Provided entries —
* * *

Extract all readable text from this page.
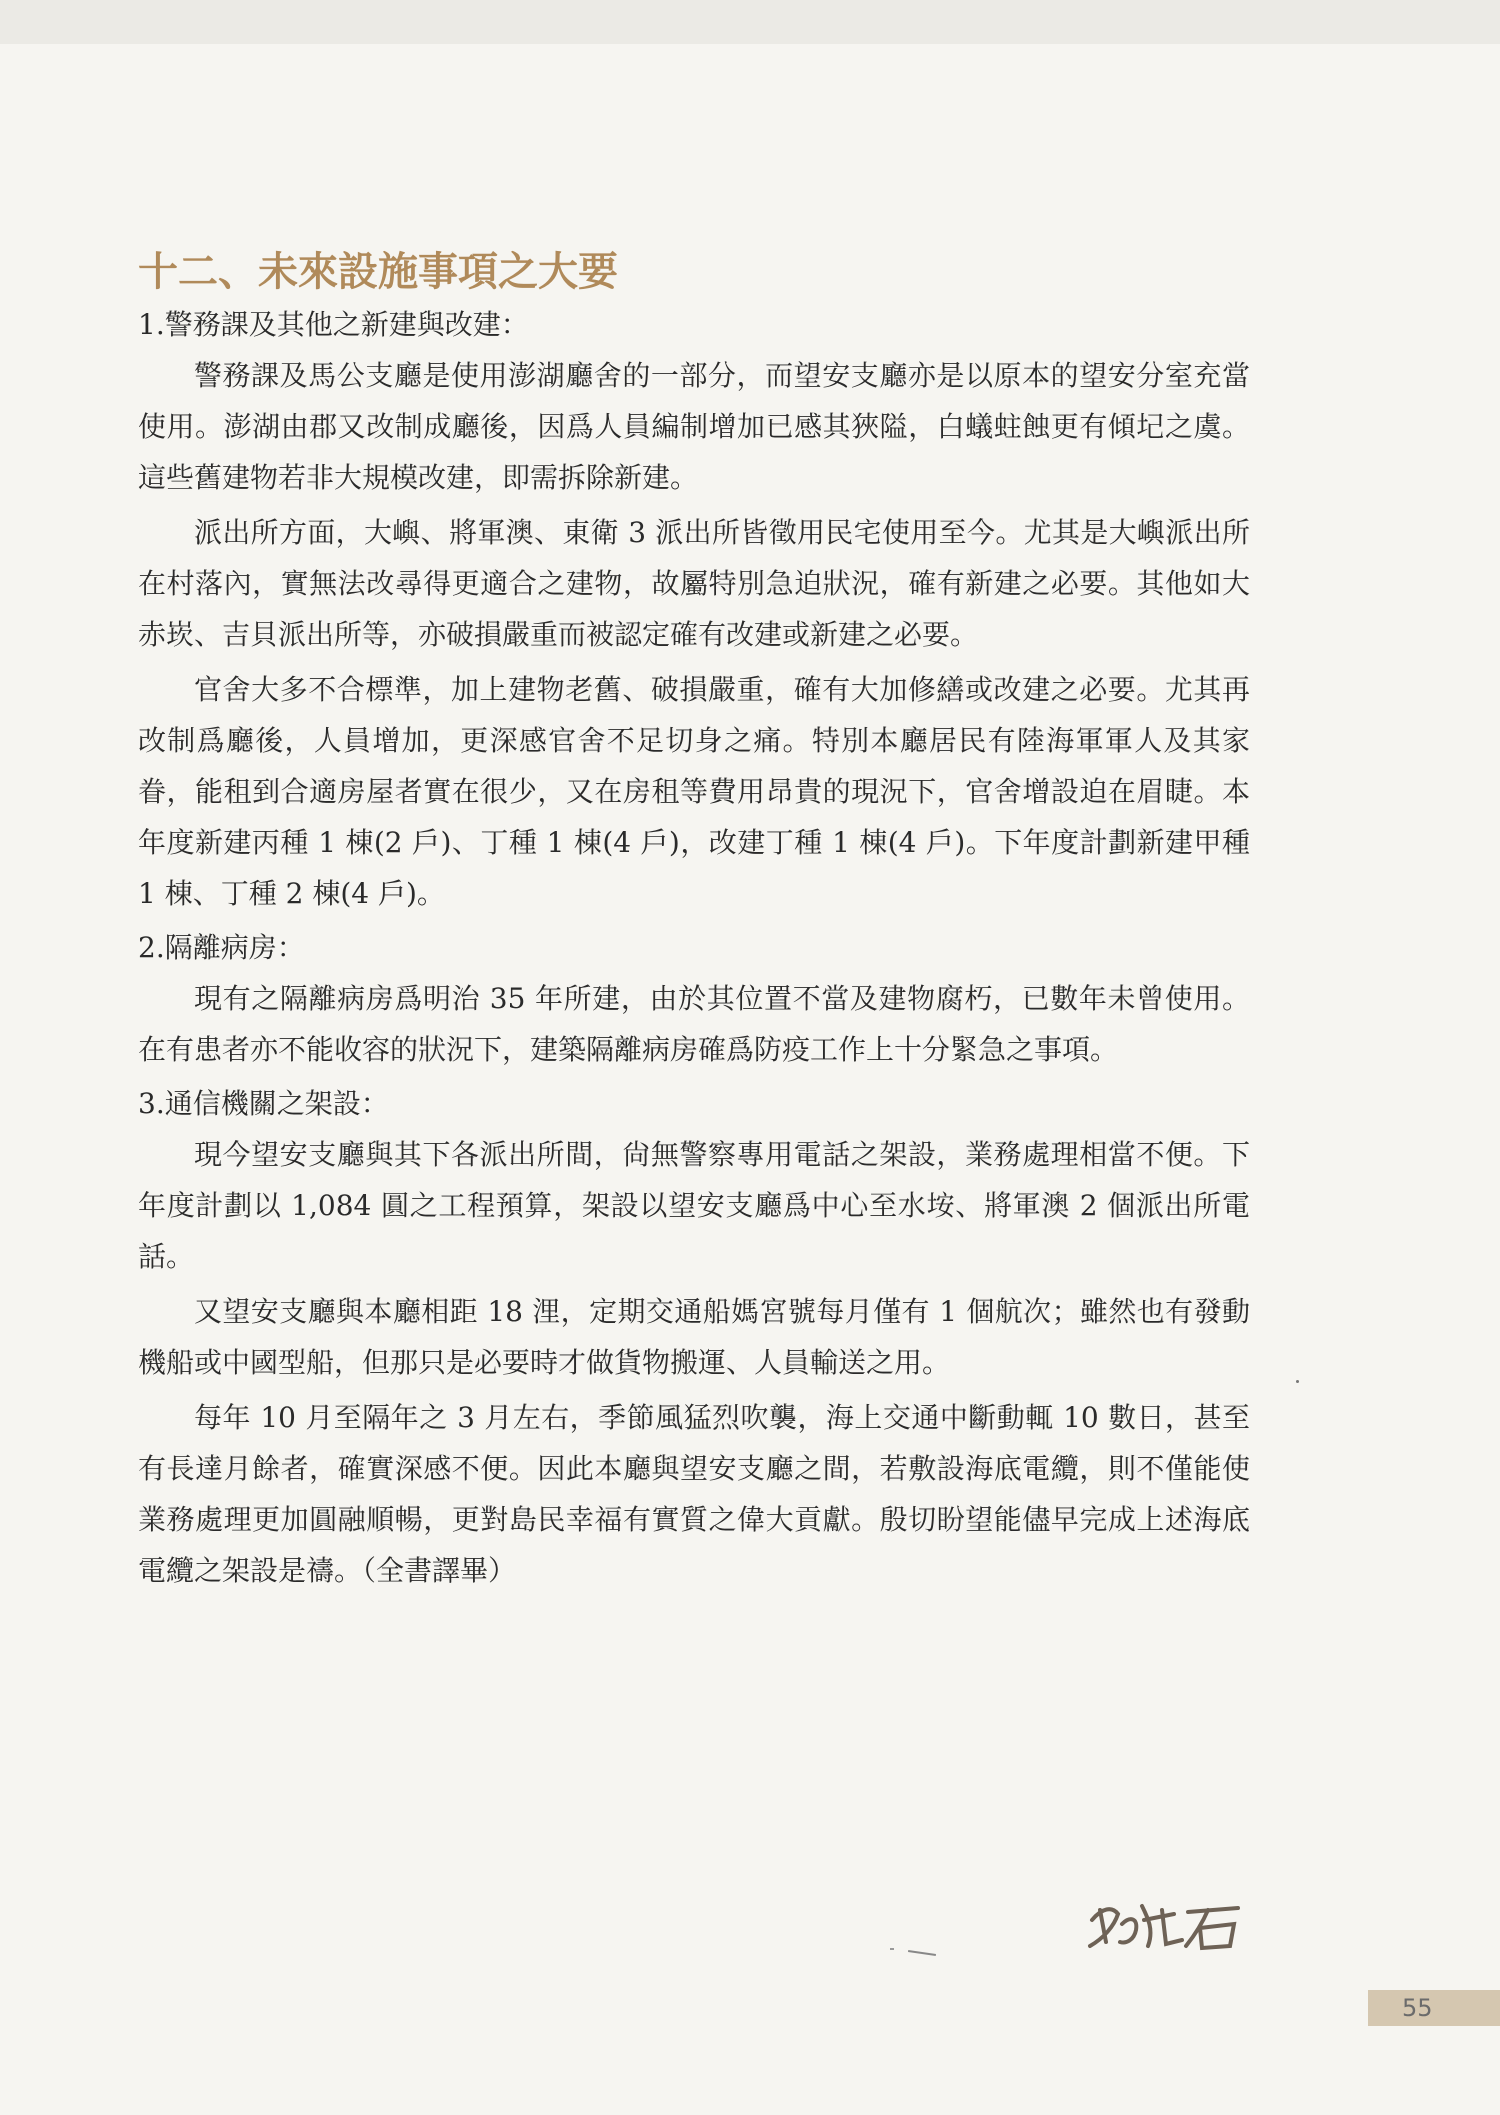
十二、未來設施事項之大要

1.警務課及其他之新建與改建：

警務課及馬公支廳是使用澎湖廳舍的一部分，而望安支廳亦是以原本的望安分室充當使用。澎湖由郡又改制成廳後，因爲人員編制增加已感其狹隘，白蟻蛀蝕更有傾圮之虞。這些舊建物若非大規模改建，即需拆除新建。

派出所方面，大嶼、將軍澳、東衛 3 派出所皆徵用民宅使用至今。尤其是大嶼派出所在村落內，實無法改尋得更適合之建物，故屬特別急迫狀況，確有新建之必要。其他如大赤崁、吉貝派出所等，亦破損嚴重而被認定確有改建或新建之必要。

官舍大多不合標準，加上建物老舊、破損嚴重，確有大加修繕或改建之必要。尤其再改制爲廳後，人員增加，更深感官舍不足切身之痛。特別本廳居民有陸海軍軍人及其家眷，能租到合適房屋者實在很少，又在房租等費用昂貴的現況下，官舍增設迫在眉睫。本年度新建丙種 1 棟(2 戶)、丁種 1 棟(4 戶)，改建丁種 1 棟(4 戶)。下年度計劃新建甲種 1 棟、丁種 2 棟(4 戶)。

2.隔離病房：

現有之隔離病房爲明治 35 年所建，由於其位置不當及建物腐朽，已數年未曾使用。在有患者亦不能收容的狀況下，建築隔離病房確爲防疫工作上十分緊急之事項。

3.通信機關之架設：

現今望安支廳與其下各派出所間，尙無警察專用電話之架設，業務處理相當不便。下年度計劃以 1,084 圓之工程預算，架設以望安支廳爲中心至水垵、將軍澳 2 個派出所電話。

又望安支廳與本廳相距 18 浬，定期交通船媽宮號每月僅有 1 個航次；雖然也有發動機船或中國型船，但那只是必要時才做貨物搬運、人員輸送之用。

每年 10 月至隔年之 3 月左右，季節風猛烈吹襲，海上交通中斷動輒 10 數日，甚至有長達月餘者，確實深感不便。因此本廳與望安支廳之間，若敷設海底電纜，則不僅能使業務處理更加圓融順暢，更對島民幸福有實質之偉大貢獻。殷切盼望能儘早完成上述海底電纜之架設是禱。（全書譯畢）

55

* * *

What is required — Output the data above without changes, apart from leaving out the pictures.

Task response —
Extract all readable text from this page.
十二、未來設施事項之大要

1.警務課及其他之新建與改建：

警務課及馬公支廳是使用澎湖廳舍的一部分，而望安支廳亦是以原本的望安分室充當使用。澎湖由郡又改制成廳後，因爲人員編制增加已感其狹隘，白蟻蛀蝕更有傾圮之虞。這些舊建物若非大規模改建，即需拆除新建。

派出所方面，大嶼、將軍澳、東衛 3 派出所皆徵用民宅使用至今。尤其是大嶼派出所在村落內，實無法改尋得更適合之建物，故屬特別急迫狀況，確有新建之必要。其他如大赤崁、吉貝派出所等，亦破損嚴重而被認定確有改建或新建之必要。

官舍大多不合標準，加上建物老舊、破損嚴重，確有大加修繕或改建之必要。尤其再改制爲廳後，人員增加，更深感官舍不足切身之痛。特別本廳居民有陸海軍軍人及其家眷，能租到合適房屋者實在很少，又在房租等費用昂貴的現況下，官舍增設迫在眉睫。本年度新建丙種 1 棟(2 戶)、丁種 1 棟(4 戶)，改建丁種 1 棟(4 戶)。下年度計劃新建甲種 1 棟、丁種 2 棟(4 戶)。

2.隔離病房：

現有之隔離病房爲明治 35 年所建，由於其位置不當及建物腐朽，已數年未曾使用。在有患者亦不能收容的狀況下，建築隔離病房確爲防疫工作上十分緊急之事項。

3.通信機關之架設：

現今望安支廳與其下各派出所間，尙無警察專用電話之架設，業務處理相當不便。下年度計劃以 1,084 圓之工程預算，架設以望安支廳爲中心至水垵、將軍澳 2 個派出所電話。

又望安支廳與本廳相距 18 浬，定期交通船媽宮號每月僅有 1 個航次；雖然也有發動機船或中國型船，但那只是必要時才做貨物搬運、人員輸送之用。

每年 10 月至隔年之 3 月左右，季節風猛烈吹襲，海上交通中斷動輒 10 數日，甚至有長達月餘者，確實深感不便。因此本廳與望安支廳之間，若敷設海底電纜，則不僅能使業務處理更加圓融順暢，更對島民幸福有實質之偉大貢獻。殷切盼望能儘早完成上述海底電纜之架設是禱。（全書譯畢）

55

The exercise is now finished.